START Material supplied

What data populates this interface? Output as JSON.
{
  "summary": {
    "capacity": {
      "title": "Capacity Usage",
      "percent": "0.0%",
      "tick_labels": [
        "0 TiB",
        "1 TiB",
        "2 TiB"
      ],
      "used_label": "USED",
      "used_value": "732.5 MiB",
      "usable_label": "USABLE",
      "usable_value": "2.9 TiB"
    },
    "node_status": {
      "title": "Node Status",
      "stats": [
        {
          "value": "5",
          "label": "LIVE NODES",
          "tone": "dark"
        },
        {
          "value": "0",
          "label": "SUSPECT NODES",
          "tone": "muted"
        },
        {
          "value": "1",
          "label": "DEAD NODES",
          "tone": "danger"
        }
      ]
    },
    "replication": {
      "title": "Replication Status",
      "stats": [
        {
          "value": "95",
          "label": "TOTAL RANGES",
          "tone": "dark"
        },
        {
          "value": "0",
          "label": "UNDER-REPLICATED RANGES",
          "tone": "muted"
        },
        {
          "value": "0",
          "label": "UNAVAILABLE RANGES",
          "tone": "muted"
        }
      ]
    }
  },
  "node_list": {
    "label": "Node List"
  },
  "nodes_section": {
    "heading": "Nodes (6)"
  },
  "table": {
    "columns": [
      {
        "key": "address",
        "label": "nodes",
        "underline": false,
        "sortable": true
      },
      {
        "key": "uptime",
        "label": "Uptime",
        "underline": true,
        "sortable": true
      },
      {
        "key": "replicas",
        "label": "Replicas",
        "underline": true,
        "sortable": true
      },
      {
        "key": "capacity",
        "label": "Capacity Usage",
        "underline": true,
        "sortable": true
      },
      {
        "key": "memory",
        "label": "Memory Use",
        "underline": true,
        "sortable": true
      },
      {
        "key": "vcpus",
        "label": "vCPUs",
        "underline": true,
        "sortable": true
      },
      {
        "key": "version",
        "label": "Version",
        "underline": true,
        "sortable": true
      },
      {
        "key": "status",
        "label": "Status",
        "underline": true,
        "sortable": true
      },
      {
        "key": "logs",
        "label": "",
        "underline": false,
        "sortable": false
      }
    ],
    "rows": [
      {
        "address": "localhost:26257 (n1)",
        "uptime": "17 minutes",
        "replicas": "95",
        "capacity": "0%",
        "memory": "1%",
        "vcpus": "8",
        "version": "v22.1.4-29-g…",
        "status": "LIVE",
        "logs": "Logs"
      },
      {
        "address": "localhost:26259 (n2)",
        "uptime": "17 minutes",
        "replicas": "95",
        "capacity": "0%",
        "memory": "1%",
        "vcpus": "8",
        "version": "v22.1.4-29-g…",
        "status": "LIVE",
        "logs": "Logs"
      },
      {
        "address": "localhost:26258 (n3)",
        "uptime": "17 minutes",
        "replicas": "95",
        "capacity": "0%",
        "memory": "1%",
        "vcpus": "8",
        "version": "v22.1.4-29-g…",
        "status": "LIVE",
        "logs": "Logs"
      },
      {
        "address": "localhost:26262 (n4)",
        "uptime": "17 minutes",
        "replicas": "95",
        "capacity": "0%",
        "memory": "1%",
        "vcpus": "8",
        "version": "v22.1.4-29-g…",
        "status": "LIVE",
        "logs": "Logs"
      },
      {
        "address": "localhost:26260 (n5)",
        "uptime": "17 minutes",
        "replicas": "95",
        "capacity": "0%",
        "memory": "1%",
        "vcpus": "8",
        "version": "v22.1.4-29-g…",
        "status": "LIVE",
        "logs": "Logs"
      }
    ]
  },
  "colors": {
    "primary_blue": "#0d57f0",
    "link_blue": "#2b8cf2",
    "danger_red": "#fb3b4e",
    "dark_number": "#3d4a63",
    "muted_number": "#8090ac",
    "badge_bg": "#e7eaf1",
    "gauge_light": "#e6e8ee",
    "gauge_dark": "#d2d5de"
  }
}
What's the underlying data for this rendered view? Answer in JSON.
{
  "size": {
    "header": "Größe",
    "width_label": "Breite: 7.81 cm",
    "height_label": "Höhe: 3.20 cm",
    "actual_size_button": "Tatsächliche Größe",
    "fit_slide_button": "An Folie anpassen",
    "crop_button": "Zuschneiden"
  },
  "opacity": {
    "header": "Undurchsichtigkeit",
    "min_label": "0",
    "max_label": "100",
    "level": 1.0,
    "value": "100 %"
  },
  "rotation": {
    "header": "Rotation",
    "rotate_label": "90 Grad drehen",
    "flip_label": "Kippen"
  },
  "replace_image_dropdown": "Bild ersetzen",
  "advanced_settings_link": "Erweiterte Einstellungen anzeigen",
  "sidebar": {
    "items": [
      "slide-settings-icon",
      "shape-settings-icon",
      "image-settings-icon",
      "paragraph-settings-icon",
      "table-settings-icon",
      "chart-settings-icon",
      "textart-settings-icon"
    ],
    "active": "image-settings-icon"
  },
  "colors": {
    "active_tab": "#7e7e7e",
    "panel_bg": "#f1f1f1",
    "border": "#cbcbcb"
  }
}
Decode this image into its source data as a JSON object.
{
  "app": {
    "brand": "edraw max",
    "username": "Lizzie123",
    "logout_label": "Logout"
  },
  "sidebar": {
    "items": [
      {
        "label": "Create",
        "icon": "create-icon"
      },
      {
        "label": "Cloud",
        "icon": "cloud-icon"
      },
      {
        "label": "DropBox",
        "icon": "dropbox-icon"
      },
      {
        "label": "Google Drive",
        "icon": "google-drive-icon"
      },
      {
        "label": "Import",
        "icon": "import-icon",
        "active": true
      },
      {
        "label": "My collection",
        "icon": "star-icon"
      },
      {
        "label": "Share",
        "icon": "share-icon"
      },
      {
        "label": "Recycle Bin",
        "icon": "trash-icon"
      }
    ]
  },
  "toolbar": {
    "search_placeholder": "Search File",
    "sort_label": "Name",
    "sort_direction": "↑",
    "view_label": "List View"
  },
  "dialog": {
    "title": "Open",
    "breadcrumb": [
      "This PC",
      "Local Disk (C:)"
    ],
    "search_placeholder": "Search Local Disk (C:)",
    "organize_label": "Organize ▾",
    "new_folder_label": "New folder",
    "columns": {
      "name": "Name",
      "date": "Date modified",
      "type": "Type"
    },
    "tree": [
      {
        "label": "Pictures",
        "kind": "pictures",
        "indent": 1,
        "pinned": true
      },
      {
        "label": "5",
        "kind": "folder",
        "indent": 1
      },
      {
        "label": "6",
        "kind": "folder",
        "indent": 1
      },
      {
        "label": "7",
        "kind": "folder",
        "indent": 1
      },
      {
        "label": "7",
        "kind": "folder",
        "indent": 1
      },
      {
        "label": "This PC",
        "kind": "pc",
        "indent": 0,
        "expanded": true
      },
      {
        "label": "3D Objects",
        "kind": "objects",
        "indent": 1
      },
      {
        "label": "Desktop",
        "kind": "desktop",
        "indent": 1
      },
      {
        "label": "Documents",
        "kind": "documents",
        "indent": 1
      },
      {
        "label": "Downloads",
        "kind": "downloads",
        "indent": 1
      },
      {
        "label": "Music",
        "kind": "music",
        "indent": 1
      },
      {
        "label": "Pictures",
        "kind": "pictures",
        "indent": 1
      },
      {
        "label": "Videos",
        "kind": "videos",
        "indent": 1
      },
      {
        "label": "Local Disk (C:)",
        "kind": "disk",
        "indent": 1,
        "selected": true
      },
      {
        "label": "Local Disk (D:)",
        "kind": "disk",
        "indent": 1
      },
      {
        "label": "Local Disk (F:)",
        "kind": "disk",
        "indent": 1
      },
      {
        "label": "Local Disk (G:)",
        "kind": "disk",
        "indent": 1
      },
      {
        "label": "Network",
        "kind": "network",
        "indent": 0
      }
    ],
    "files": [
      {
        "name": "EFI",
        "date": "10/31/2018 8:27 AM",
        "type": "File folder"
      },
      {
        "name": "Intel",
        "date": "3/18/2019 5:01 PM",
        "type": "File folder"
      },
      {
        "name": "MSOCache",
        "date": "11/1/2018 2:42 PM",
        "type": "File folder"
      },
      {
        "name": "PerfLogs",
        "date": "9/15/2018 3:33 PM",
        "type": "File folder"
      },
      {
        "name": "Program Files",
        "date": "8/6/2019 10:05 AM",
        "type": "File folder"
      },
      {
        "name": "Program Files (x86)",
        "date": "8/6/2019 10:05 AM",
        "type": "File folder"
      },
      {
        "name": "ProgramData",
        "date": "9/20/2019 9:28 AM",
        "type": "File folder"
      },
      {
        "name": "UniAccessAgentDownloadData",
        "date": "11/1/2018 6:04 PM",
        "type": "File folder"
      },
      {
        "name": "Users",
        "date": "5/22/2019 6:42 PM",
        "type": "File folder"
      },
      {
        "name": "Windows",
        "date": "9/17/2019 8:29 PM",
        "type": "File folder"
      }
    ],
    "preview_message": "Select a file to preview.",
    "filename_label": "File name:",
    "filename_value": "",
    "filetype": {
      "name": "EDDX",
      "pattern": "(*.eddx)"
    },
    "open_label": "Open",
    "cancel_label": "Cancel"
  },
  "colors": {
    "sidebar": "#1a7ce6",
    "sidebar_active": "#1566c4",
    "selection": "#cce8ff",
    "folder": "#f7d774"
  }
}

END Material supplied

▶ [The exercise]
Find every line that includes the string "What". Report how many there are and nothing else.

▶ [Answer below]
2